» What you will do: Reproduce the records that follow without alteration, apart from removing the pictures.

[Opening Dataset extract section]

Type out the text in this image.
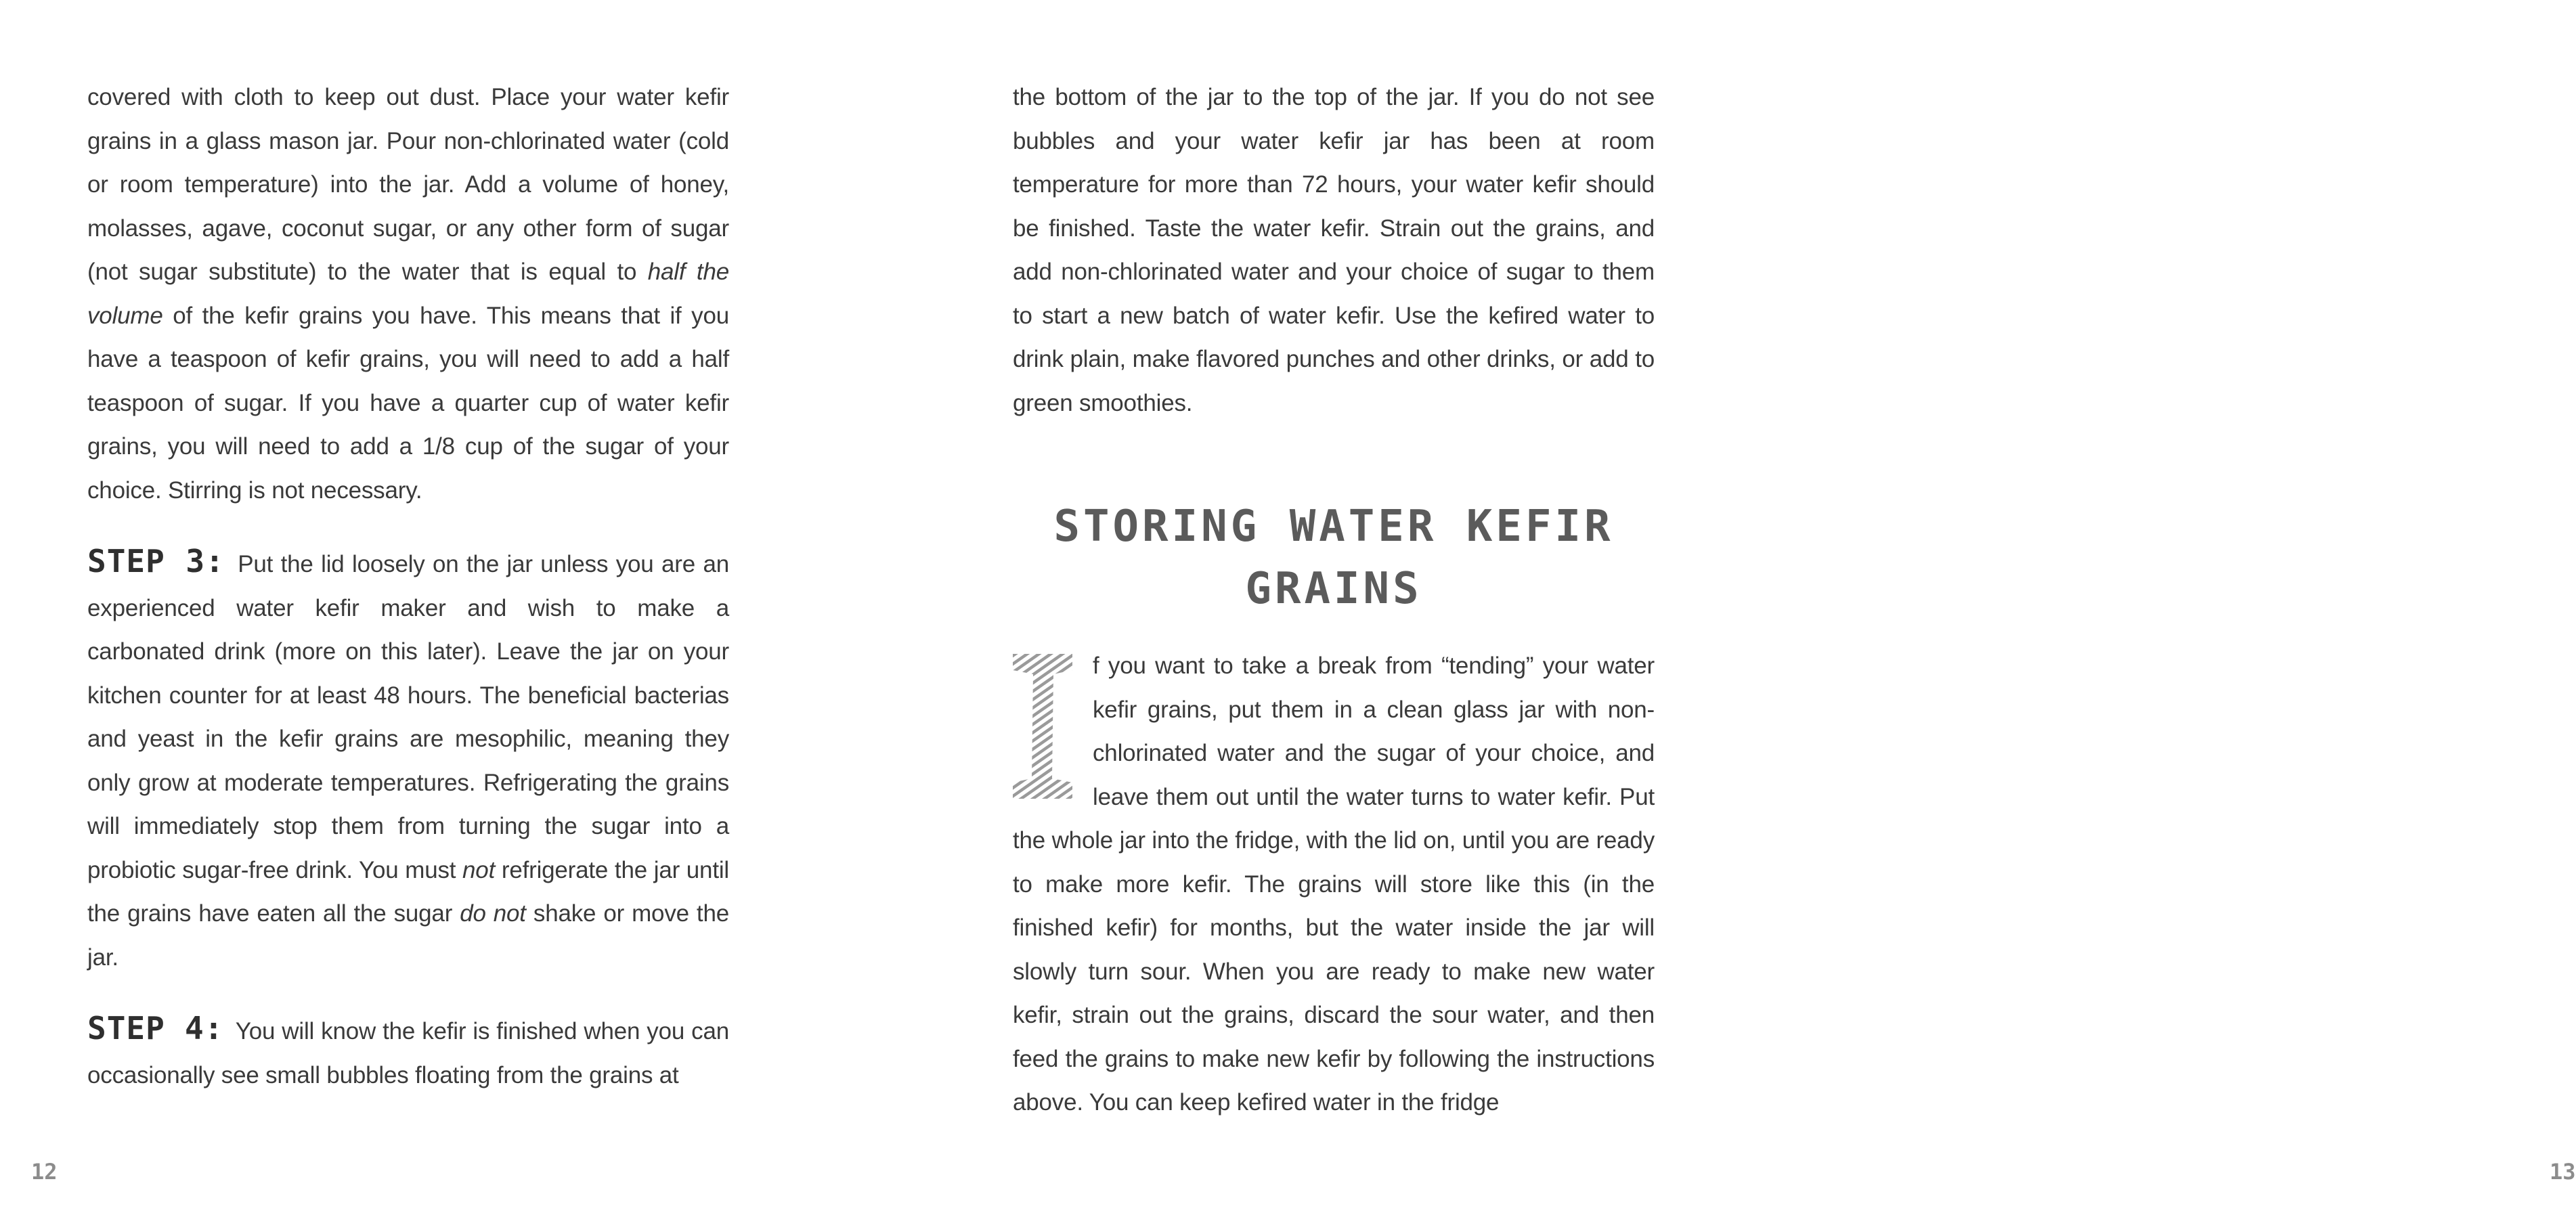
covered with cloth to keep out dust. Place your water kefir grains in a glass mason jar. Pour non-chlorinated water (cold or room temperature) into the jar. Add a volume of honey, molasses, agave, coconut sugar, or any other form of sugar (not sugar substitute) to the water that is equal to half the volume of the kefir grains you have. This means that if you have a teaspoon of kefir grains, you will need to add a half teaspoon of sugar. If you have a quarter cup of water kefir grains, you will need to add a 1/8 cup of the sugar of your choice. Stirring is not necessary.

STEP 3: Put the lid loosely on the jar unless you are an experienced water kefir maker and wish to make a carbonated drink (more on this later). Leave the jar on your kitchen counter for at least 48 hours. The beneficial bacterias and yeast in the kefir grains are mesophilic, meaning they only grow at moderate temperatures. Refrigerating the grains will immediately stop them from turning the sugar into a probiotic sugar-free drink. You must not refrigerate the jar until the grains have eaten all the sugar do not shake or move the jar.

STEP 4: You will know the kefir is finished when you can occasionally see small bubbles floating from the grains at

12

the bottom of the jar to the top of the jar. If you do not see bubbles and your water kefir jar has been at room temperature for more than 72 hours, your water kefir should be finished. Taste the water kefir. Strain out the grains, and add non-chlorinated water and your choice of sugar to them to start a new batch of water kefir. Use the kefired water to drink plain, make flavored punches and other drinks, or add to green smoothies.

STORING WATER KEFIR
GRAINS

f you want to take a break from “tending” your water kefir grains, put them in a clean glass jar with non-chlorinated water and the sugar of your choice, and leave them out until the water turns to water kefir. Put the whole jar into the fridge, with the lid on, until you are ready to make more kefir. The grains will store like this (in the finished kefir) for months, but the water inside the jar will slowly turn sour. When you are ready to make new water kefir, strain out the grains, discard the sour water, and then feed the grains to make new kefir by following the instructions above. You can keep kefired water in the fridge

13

[Closing Dataset extract section]

» Result of this task:
Type out the text in this image.
covered with cloth to keep out dust. Place your water kefir grains in a glass mason jar. Pour non-chlorinated water (cold or room temperature) into the jar. Add a volume of honey, molasses, agave, coconut sugar, or any other form of sugar (not sugar substitute) to the water that is equal to half the volume of the kefir grains you have. This means that if you have a teaspoon of kefir grains, you will need to add a half teaspoon of sugar. If you have a quarter cup of water kefir grains, you will need to add a 1/8 cup of the sugar of your choice. Stirring is not necessary.

STEP 3: Put the lid loosely on the jar unless you are an experienced water kefir maker and wish to make a carbonated drink (more on this later). Leave the jar on your kitchen counter for at least 48 hours. The beneficial bacterias and yeast in the kefir grains are mesophilic, meaning they only grow at moderate temperatures. Refrigerating the grains will immediately stop them from turning the sugar into a probiotic sugar-free drink. You must not refrigerate the jar until the grains have eaten all the sugar do not shake or move the jar.

STEP 4: You will know the kefir is finished when you can occasionally see small bubbles floating from the grains at

12

the bottom of the jar to the top of the jar. If you do not see bubbles and your water kefir jar has been at room temperature for more than 72 hours, your water kefir should be finished. Taste the water kefir. Strain out the grains, and add non-chlorinated water and your choice of sugar to them to start a new batch of water kefir. Use the kefired water to drink plain, make flavored punches and other drinks, or add to green smoothies.

STORING WATER KEFIR
GRAINS

f you want to take a break from “tending” your water kefir grains, put them in a clean glass jar with non-chlorinated water and the sugar of your choice, and leave them out until the water turns to water kefir. Put the whole jar into the fridge, with the lid on, until you are ready to make more kefir. The grains will store like this (in the finished kefir) for months, but the water inside the jar will slowly turn sour. When you are ready to make new water kefir, strain out the grains, discard the sour water, and then feed the grains to make new kefir by following the instructions above. You can keep kefired water in the fridge

13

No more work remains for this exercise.